#### Tarefa proposta
De acordo com o artigo sobre as eleições em Portugal, qual parcela dos estrangeiros legalmente residentes no país corresponde aos brasileiros?

Foto: Reprodução Redes Sociais
Os portugueses vão às urnas
neste domingo (10) para escolher o novo Parlamento após uma campanha que ficou
marcada pelo inédito protagonismo da imigração, um cenário já comum em outros
países da União Europeia.
O número de estrangeiros
legalmente residentes em Portugal, que tem 10,3 milhões de habitantes,
ultrapassou a barreira de 1 milhão em 2023. Os brasileiros representam cerca de
40% desse total.
Ainda que as declarações mais
duras sobre o tema tenham sido feitas por representantes do partido de
ultradireita Chega, que defende o estabelecimento de cotas para a entrada de
imigrantes, a defesa de mudanças nas políticas migratórias não se restringiu à
legenda populista.
Em comício eleitoral da Aliança
Democrática (AD), coligação dos partidos da direita tradicional, o ex-premiê
Pedro Passos Coelho (2011-2015), do PSD (Partido Social Democrata), associou o
aumento da imigração à insegurança em Portugal.

#### Dados fornecidos
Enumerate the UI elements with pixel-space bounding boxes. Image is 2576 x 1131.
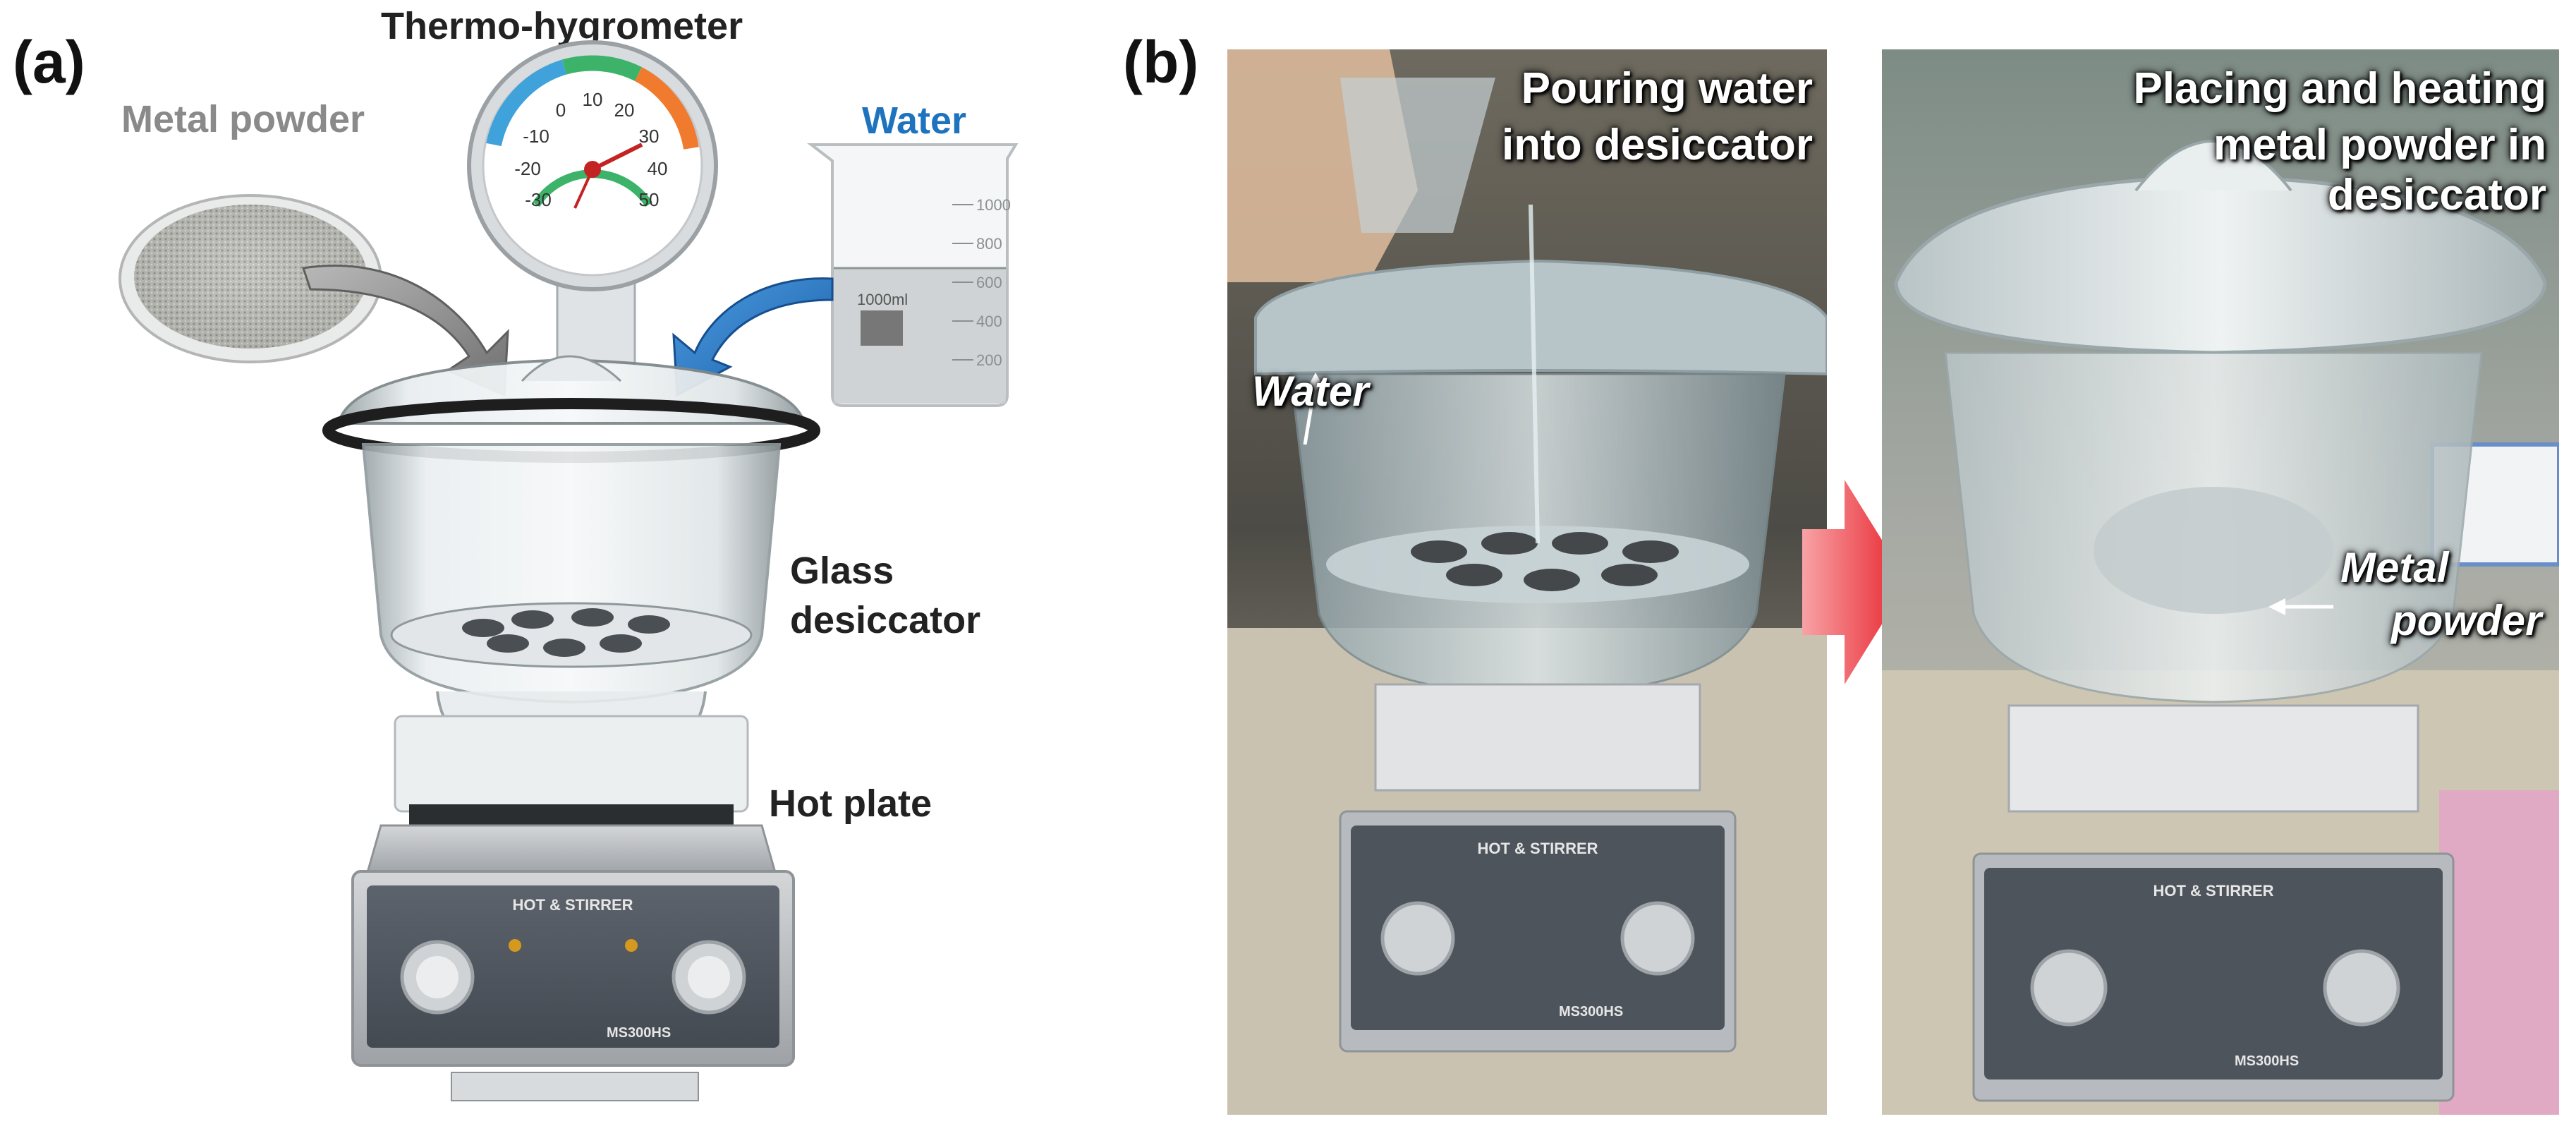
beaker-mark-400: 400 xyxy=(976,313,1002,330)
svg-text:50: 50 xyxy=(639,189,660,210)
hot-plate: HOT & STIRRER MS300HS xyxy=(351,715,795,1101)
desiccator-label-line1: Glass xyxy=(790,550,894,592)
beaker-mark-600: 600 xyxy=(976,274,1002,291)
photo-heating-powder: HOT & STIRRER MS300HS xyxy=(1882,49,2559,1115)
svg-text:10: 10 xyxy=(583,89,603,110)
thermo-hygrometer: -30 -20 -10 0 10 20 30 40 50 xyxy=(467,40,718,365)
panel-a-illustration: 1000ml 1000 800 600 400 200 -30 -20 -10 … xyxy=(119,40,1019,1101)
hotplate-model-text: MS300HS xyxy=(607,1025,671,1041)
photo2-caption-line2: metal powder in desiccator xyxy=(2213,121,2546,219)
photo2-metal-label-line2: powder xyxy=(2391,597,2542,644)
panel-a-label: (a) xyxy=(13,29,85,95)
hotplate-label: Hot plate xyxy=(769,782,932,825)
beaker-scale: 1000 800 600 400 200 xyxy=(952,196,1011,369)
photo2-model-text: MS300HS xyxy=(2235,1053,2299,1069)
beaker-mark-800: 800 xyxy=(976,235,1002,253)
svg-text:20: 20 xyxy=(614,99,635,121)
petri-dish xyxy=(119,194,382,363)
desiccator-label-line2: desiccator xyxy=(790,599,981,641)
beaker-mark-200: 200 xyxy=(976,351,1002,369)
thermo-hygrometer-label: Thermo-hygrometer xyxy=(381,5,743,47)
photo1-caption-line1: Pouring water xyxy=(1521,64,1813,113)
metal-powder-label: Metal powder xyxy=(121,98,365,140)
svg-text:40: 40 xyxy=(648,158,668,179)
photo1-caption-line2: into desiccator xyxy=(1502,121,1813,169)
photo1-brand-text: HOT & STIRRER xyxy=(1477,840,1598,857)
photo1-model-text: MS300HS xyxy=(1559,1004,1623,1020)
beaker-volume-text: 1000ml xyxy=(857,291,908,308)
svg-text:-10: -10 xyxy=(523,126,549,147)
beaker: 1000ml 1000 800 600 400 200 xyxy=(807,143,1019,407)
svg-text:30: 30 xyxy=(639,126,660,147)
hotplate-brand-text: HOT & STIRRER xyxy=(512,896,633,914)
svg-text:-30: -30 xyxy=(525,189,552,210)
photo-pouring-water: HOT & STIRRER MS300HS xyxy=(1227,49,1827,1115)
glass-desiccator xyxy=(322,355,820,775)
gauge-ticks: -30 -20 -10 0 10 20 30 40 50 xyxy=(514,89,667,210)
beaker-mark-1000: 1000 xyxy=(976,196,1011,214)
photo2-brand-text: HOT & STIRRER xyxy=(2153,882,2273,900)
transition-arrow xyxy=(1802,480,1908,684)
svg-text:0: 0 xyxy=(556,99,566,121)
panel-b-label: (b) xyxy=(1123,29,1199,95)
water-label: Water xyxy=(862,99,967,142)
photo1-water-label: Water xyxy=(1252,368,1369,415)
photo2-caption-line1: Placing and heating xyxy=(2133,64,2546,113)
svg-text:-20: -20 xyxy=(514,158,541,179)
photo2-metal-label-line1: Metal xyxy=(2340,544,2449,591)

#### Resposta à tarefa
Os brasileiros representam cerca de 40% dos estrangeiros legalmente residentes em Portugal.